=== Task ===
What follows is a set of entries. Repeat them exactly, but not their pictures.

[Stored records]
╔══
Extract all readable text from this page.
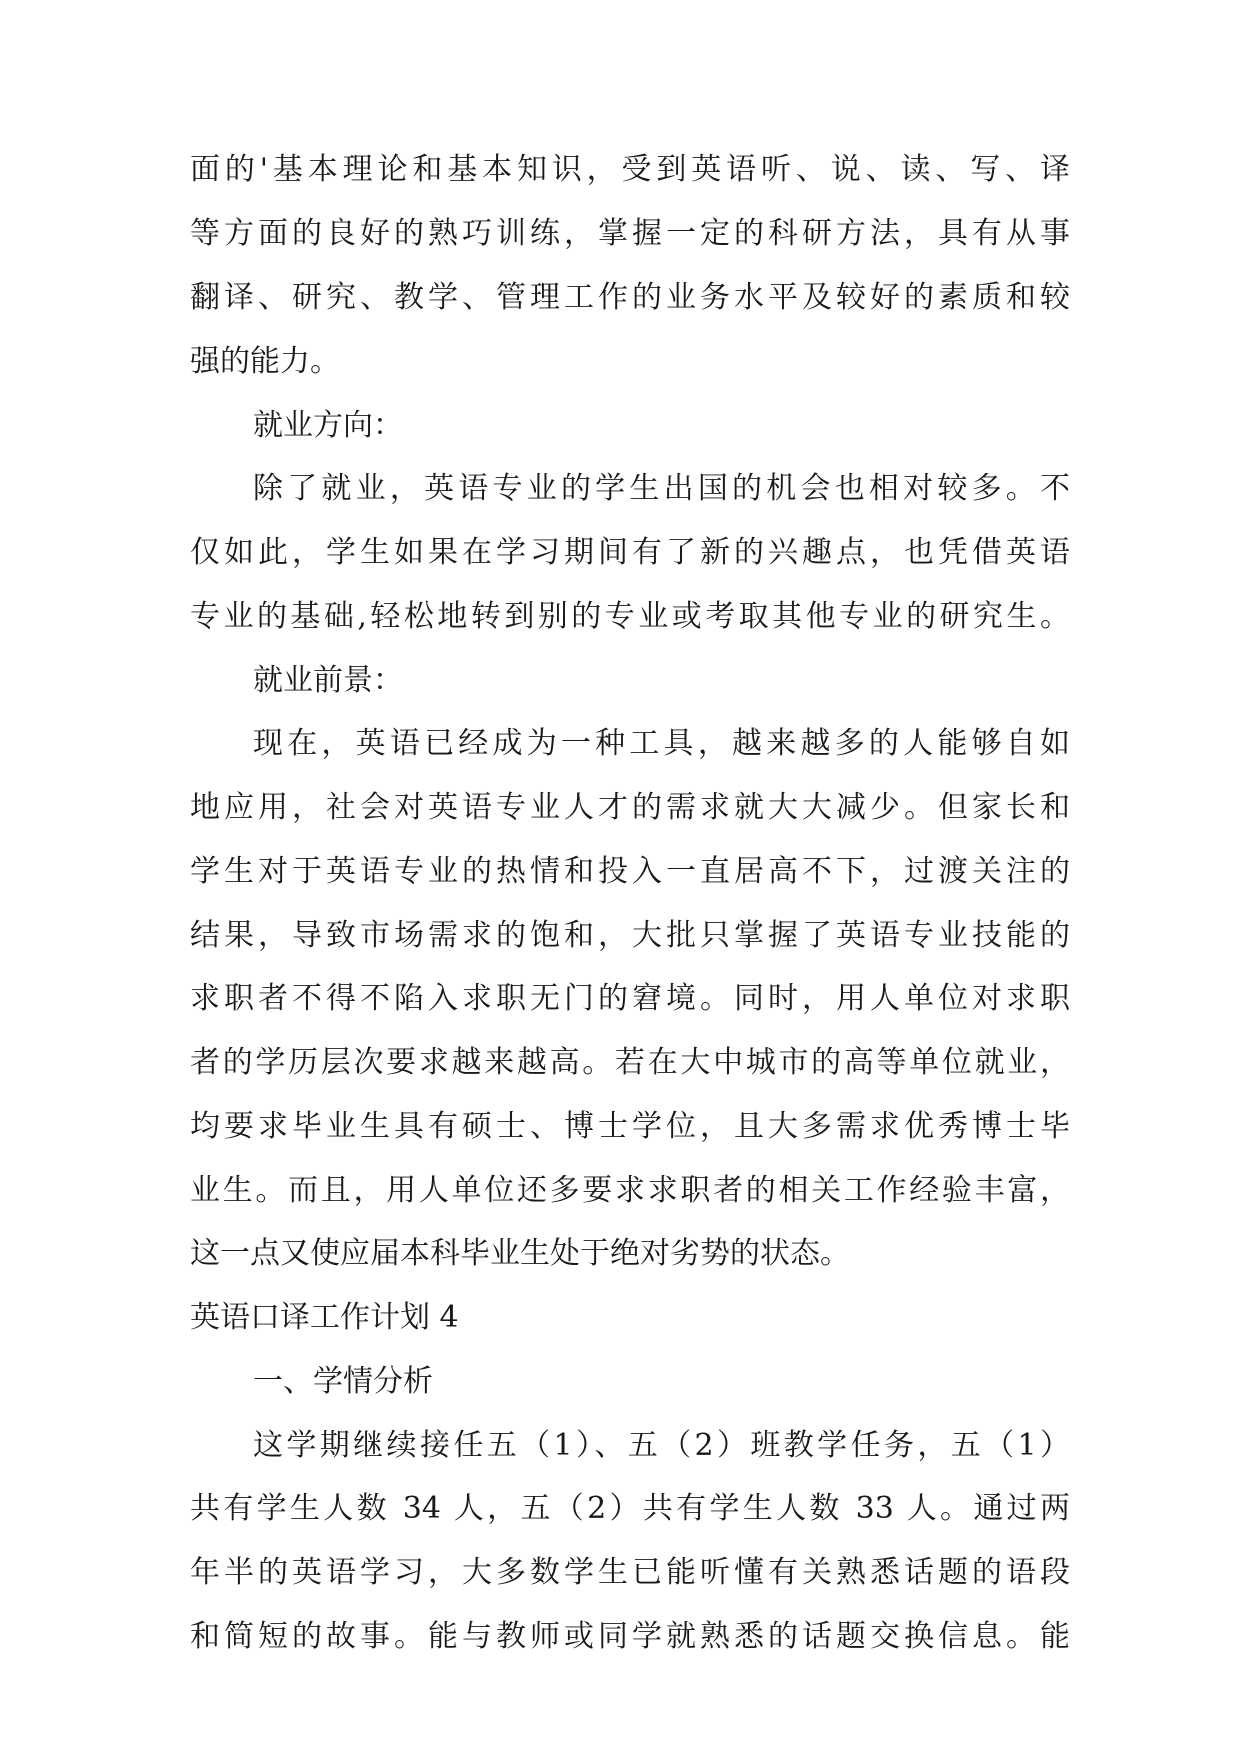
面的'基本理论和基本知识，受到英语听、说、读、写、译

等方面的良好的熟巧训练，掌握一定的科研方法，具有从事

翻译、研究、教学、管理工作的业务水平及较好的素质和较

强的能力。

就业方向：

除了就业，英语专业的学生出国的机会也相对较多。不

仅如此，学生如果在学习期间有了新的兴趣点，也凭借英语

专业的基础,轻松地转到别的专业或考取其他专业的研究生。

就业前景：

现在，英语已经成为一种工具，越来越多的人能够自如

地应用，社会对英语专业人才的需求就大大减少。但家长和

学生对于英语专业的热情和投入一直居高不下，过渡关注的

结果，导致市场需求的饱和，大批只掌握了英语专业技能的

求职者不得不陷入求职无门的窘境。同时，用人单位对求职

者的学历层次要求越来越高。若在大中城市的高等单位就业，

均要求毕业生具有硕士、博士学位，且大多需求优秀博士毕

业生。而且，用人单位还多要求求职者的相关工作经验丰富，

这一点又使应届本科毕业生处于绝对劣势的状态。

英语口译工作计划 4

一、学情分析

这学期继续接任五（1）、五（2）班教学任务，五（1）

共有学生人数 34 人，五（2）共有学生人数 33 人。通过两

年半的英语学习，大多数学生已能听懂有关熟悉话题的语段

和简短的故事。能与教师或同学就熟悉的话题交换信息。能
╚══
=== Completed exercise ===
Extract all readable text from this page.
面的'基本理论和基本知识，受到英语听、说、读、写、译

等方面的良好的熟巧训练，掌握一定的科研方法，具有从事

翻译、研究、教学、管理工作的业务水平及较好的素质和较

强的能力。

就业方向：

除了就业，英语专业的学生出国的机会也相对较多。不

仅如此，学生如果在学习期间有了新的兴趣点，也凭借英语

专业的基础,轻松地转到别的专业或考取其他专业的研究生。

就业前景：

现在，英语已经成为一种工具，越来越多的人能够自如

地应用，社会对英语专业人才的需求就大大减少。但家长和

学生对于英语专业的热情和投入一直居高不下，过渡关注的

结果，导致市场需求的饱和，大批只掌握了英语专业技能的

求职者不得不陷入求职无门的窘境。同时，用人单位对求职

者的学历层次要求越来越高。若在大中城市的高等单位就业，

均要求毕业生具有硕士、博士学位，且大多需求优秀博士毕

业生。而且，用人单位还多要求求职者的相关工作经验丰富，

这一点又使应届本科毕业生处于绝对劣势的状态。

英语口译工作计划 4

一、学情分析

这学期继续接任五（1）、五（2）班教学任务，五（1）

共有学生人数 34 人，五（2）共有学生人数 33 人。通过两

年半的英语学习，大多数学生已能听懂有关熟悉话题的语段

和简短的故事。能与教师或同学就熟悉的话题交换信息。能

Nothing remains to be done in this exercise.